• PROBLEM DESCRIPTION: Filter the entries below, keeping every line that has the word "JSON".

[Stored data entries]
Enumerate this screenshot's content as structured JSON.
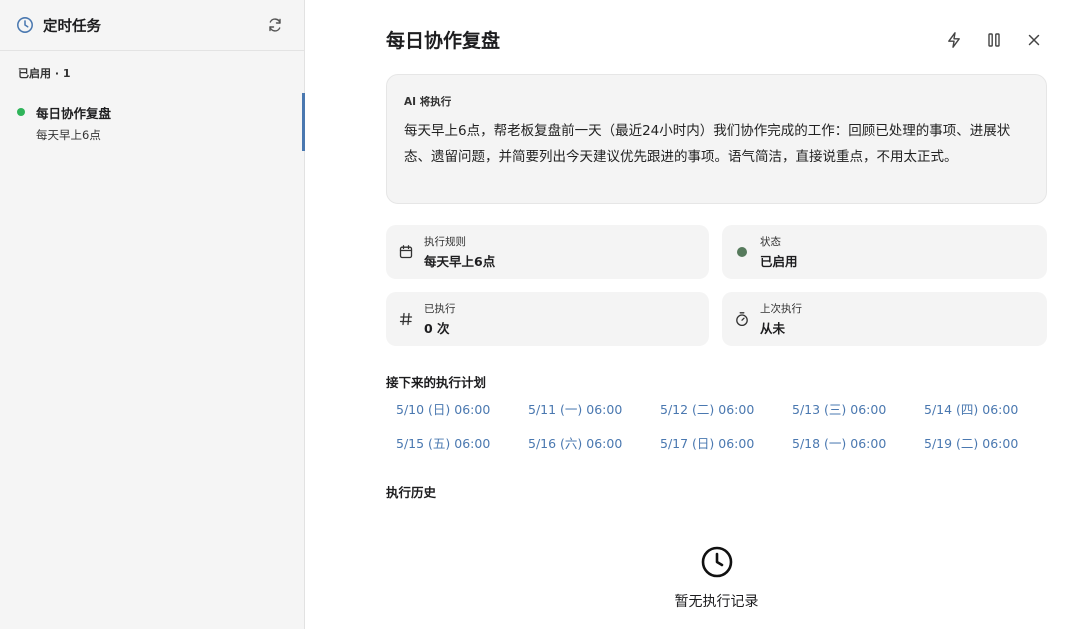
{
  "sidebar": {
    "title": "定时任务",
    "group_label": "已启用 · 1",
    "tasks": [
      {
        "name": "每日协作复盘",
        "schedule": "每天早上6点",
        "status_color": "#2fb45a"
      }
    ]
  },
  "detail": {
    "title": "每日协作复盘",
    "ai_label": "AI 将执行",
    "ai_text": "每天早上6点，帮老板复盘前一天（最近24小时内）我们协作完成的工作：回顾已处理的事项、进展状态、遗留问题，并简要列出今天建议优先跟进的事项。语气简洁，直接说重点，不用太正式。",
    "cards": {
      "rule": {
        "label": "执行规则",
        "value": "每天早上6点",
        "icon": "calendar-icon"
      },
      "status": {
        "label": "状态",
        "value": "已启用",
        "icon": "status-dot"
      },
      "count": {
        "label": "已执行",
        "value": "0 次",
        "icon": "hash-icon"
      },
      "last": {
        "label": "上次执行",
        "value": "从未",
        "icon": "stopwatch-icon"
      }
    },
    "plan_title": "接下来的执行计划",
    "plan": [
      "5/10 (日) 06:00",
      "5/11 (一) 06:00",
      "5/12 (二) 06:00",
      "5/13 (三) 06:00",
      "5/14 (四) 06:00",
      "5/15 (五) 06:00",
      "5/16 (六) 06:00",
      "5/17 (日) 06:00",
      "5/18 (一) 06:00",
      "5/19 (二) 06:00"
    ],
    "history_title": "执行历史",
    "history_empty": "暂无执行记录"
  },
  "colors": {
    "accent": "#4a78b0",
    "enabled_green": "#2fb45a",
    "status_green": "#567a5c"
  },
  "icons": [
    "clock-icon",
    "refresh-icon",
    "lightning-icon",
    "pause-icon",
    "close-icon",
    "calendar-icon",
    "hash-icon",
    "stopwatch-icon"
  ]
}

---

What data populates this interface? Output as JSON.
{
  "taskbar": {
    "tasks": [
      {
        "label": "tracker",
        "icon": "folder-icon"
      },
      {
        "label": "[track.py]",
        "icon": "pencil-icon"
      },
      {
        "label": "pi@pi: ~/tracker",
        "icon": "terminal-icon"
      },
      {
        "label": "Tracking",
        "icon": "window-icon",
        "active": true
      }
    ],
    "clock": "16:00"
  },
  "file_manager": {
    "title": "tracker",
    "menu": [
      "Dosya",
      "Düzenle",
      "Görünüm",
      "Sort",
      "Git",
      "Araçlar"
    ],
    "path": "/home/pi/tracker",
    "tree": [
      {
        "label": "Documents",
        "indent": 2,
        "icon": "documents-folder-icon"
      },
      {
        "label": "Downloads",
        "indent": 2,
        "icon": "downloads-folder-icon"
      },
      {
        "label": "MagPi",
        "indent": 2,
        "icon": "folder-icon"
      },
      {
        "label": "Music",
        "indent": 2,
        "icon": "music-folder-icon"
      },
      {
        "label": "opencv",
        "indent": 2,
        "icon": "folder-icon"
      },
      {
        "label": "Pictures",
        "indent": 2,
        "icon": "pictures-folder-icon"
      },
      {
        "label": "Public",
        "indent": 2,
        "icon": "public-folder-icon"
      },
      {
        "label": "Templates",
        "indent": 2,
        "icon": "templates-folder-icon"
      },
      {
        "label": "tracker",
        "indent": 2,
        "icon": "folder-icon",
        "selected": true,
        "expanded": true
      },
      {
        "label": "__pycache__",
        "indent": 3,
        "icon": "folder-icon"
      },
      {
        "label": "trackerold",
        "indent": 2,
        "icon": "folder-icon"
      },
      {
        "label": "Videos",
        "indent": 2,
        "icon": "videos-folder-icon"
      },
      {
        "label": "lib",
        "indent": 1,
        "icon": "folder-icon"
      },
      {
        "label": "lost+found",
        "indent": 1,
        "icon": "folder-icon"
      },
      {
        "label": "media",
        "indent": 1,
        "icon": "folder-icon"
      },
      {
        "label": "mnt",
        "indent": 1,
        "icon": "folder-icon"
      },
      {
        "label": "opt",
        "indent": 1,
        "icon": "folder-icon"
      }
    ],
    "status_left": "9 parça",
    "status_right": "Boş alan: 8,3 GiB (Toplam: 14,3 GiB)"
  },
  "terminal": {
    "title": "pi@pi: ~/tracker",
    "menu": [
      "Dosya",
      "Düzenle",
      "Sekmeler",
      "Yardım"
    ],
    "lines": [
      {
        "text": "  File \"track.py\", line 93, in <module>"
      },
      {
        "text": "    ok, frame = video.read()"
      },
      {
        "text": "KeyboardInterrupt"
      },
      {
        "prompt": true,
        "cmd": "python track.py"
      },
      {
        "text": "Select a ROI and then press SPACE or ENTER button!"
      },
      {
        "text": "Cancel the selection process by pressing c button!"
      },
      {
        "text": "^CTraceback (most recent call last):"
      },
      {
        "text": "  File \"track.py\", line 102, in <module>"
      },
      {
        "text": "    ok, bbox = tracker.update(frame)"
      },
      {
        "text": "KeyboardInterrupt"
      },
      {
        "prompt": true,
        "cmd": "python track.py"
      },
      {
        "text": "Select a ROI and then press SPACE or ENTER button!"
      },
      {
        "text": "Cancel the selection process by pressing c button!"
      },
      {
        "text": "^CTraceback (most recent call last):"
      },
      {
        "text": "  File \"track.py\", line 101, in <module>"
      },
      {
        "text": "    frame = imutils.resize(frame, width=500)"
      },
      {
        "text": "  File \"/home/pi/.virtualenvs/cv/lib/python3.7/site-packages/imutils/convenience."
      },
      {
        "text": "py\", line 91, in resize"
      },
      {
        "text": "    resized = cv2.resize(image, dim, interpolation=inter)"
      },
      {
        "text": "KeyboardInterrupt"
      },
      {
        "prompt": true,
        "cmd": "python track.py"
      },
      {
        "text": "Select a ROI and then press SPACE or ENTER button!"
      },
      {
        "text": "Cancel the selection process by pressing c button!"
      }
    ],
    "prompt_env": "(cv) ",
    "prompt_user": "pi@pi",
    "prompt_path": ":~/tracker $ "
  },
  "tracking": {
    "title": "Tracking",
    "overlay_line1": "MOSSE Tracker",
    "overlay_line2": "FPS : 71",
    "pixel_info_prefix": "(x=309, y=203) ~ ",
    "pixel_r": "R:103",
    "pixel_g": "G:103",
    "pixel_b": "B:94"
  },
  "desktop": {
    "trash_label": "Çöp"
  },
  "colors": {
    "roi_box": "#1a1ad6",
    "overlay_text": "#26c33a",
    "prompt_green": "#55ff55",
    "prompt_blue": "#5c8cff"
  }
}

• ANSWER FOR THIS EXERCISE:
Enumerate this screenshot's content as structured JSON.
What data populates this interface? Output as JSON.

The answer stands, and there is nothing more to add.